-- START Available data --

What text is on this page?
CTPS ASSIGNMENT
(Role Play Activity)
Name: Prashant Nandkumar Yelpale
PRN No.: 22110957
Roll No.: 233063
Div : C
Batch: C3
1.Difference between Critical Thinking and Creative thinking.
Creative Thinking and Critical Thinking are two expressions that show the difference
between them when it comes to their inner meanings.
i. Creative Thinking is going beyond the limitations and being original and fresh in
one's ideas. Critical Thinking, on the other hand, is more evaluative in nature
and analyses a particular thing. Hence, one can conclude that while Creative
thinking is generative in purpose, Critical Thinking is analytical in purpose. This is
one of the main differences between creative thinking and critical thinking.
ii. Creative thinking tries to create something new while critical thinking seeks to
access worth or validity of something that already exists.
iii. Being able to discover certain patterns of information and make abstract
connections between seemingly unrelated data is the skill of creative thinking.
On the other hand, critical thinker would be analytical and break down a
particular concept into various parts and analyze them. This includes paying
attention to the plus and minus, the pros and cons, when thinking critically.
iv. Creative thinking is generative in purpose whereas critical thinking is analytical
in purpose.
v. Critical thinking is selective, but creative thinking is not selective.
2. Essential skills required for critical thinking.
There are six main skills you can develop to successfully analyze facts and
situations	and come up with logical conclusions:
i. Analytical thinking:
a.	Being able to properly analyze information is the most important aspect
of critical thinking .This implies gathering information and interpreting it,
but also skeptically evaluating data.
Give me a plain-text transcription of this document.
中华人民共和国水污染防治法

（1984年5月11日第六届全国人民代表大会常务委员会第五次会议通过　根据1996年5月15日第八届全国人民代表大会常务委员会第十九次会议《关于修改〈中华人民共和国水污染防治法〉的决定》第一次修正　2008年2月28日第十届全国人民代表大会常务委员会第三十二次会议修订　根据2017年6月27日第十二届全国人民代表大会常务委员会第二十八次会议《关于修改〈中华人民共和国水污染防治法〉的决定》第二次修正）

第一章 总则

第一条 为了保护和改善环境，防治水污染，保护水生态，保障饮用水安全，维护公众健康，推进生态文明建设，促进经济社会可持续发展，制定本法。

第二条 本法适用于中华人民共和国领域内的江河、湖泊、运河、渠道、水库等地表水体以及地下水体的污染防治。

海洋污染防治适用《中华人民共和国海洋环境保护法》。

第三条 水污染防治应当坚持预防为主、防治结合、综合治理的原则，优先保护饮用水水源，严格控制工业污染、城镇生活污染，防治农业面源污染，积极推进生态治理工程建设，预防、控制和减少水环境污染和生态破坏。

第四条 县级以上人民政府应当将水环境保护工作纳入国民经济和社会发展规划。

-- END Available data --

Task to complete → Locate the word "中华人民共和国水污染防治法" in the records and collect each line it appears in.

Answer to the task →
中华人民共和国水污染防治法
（1984年5月11日第六届全国人民代表大会常务委员会第五次会议通过　根据1996年5月15日第八届全国人民代表大会常务委员会第十九次会议《关于修改〈中华人民共和国水污染防治法〉的决定》第一次修正　2008年2月28日第十届全国人民代表大会常务委员会第三十二次会议修订　根据2017年6月27日第十二届全国人民代表大会常务委员会第二十八次会议《关于修改〈中华人民共和国水污染防治法〉的决定》第二次修正）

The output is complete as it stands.